= What is asked =
Set every record down verbatim and omit the pictures.
-- begin Records for this task --
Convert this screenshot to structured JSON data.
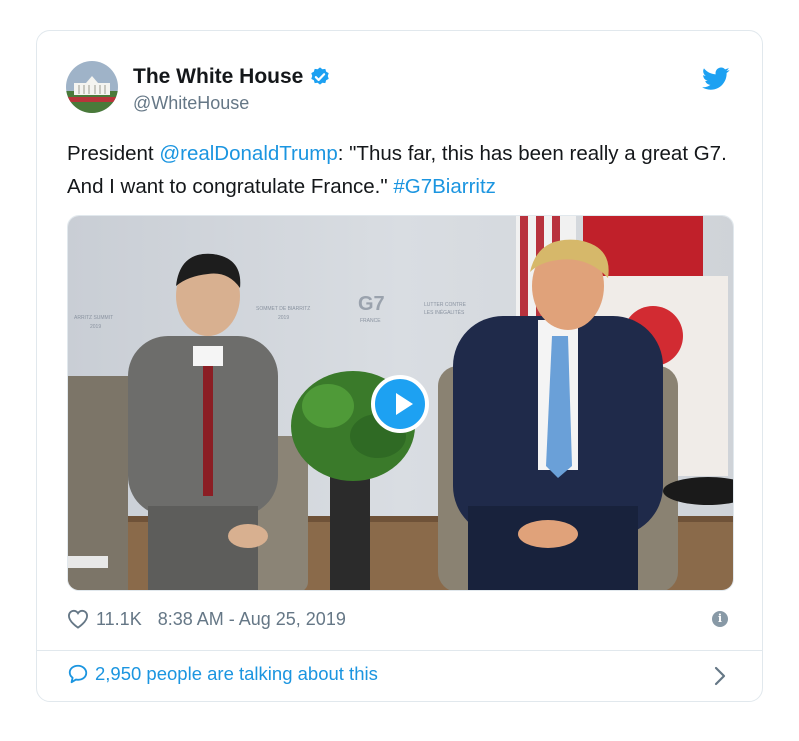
{
  "tweet": {
    "display_name": "The White House",
    "handle": "@WhiteHouse",
    "text_prefix": "President ",
    "mention": "@realDonaldTrump",
    "text_body": ": \"Thus far, this has been really a great G7. And I want to congratulate France.\" ",
    "hashtag": "#G7Biarritz",
    "likes": "11.1K",
    "timestamp": "8:38 AM - Aug 25, 2019",
    "talking": "2,950 people are talking about this"
  },
  "media": {
    "backdrop_text_left": "ARRITZ SUMMIT",
    "backdrop_year_left": "2019",
    "backdrop_text_mid": "SOMMET DE BIARRITZ",
    "backdrop_year_mid": "2019",
    "backdrop_logo": "G7",
    "backdrop_sub": "FRANCE",
    "backdrop_text_right_1": "LUTTER CONTRE",
    "backdrop_text_right_2": "LES INÉGALITÉS"
  },
  "icons": {
    "verified": "verified-badge-icon",
    "bird": "twitter-bird-icon",
    "heart": "heart-icon",
    "info": "info-icon",
    "bubble": "speech-bubble-icon",
    "chevron": "chevron-right-icon",
    "play": "play-icon"
  },
  "colors": {
    "accent": "#1da1f2",
    "link": "#1b95e0",
    "muted": "#657786",
    "border": "#e1e8ed"
  }
}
-- end Records for this task --
= Response =
Convert this screenshot to structured JSON data.
{
  "tweet": {
    "display_name": "The White House",
    "handle": "@WhiteHouse",
    "text_prefix": "President ",
    "mention": "@realDonaldTrump",
    "text_body": ": \"Thus far, this has been really a great G7. And I want to congratulate France.\" ",
    "hashtag": "#G7Biarritz",
    "likes": "11.1K",
    "timestamp": "8:38 AM - Aug 25, 2019",
    "talking": "2,950 people are talking about this"
  },
  "media": {
    "backdrop_text_left": "ARRITZ SUMMIT",
    "backdrop_year_left": "2019",
    "backdrop_text_mid": "SOMMET DE BIARRITZ",
    "backdrop_year_mid": "2019",
    "backdrop_logo": "G7",
    "backdrop_sub": "FRANCE",
    "backdrop_text_right_1": "LUTTER CONTRE",
    "backdrop_text_right_2": "LES INÉGALITÉS"
  },
  "icons": {
    "verified": "verified-badge-icon",
    "bird": "twitter-bird-icon",
    "heart": "heart-icon",
    "info": "info-icon",
    "bubble": "speech-bubble-icon",
    "chevron": "chevron-right-icon",
    "play": "play-icon"
  },
  "colors": {
    "accent": "#1da1f2",
    "link": "#1b95e0",
    "muted": "#657786",
    "border": "#e1e8ed"
  }
}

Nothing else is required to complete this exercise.